● Dataset excerpt:
--- START ---

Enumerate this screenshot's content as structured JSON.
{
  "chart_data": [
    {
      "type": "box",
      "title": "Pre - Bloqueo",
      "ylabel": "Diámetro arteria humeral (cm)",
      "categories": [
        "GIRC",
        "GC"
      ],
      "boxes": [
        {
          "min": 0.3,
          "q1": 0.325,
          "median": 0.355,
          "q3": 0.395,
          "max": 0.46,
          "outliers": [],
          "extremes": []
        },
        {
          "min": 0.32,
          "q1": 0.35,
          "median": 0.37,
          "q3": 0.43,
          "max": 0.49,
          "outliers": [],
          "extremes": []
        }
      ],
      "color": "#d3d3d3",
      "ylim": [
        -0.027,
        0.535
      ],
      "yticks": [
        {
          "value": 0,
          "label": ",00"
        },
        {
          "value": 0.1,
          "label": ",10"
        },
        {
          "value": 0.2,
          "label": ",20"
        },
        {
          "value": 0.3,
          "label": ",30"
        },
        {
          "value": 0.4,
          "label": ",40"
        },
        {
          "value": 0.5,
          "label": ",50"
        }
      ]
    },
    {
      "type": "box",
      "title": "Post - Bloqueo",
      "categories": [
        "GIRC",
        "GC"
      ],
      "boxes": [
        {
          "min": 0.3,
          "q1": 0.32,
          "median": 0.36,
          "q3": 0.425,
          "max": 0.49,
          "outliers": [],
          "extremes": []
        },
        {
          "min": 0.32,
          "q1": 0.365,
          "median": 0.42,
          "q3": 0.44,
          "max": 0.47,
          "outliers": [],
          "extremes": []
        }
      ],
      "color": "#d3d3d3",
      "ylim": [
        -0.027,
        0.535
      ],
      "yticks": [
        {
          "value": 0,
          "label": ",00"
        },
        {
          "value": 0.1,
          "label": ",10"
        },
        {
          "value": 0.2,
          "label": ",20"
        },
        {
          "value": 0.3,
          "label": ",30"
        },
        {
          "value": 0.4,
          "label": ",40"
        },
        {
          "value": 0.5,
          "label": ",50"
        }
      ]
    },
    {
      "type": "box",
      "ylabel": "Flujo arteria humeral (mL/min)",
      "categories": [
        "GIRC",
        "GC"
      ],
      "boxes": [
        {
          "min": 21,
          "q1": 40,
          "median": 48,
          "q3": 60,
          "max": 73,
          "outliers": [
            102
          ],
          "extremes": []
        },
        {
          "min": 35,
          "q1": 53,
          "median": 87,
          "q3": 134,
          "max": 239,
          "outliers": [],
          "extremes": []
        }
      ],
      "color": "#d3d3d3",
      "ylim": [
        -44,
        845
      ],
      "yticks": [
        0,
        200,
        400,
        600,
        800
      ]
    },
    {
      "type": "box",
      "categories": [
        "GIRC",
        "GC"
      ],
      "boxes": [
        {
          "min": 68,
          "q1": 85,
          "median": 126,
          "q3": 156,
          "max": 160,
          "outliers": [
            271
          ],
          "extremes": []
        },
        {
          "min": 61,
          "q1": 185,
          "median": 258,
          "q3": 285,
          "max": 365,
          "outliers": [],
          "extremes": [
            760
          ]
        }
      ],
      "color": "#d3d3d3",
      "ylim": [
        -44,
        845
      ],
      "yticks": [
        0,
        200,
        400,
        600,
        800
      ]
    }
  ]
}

--- END ---

● Task goal: Where a line of the data holds "humeral", show that line.

● Final result:
      "ylabel": "Diámetro arteria humeral (cm)",
      "ylabel": "Flujo arteria humeral (mL/min)",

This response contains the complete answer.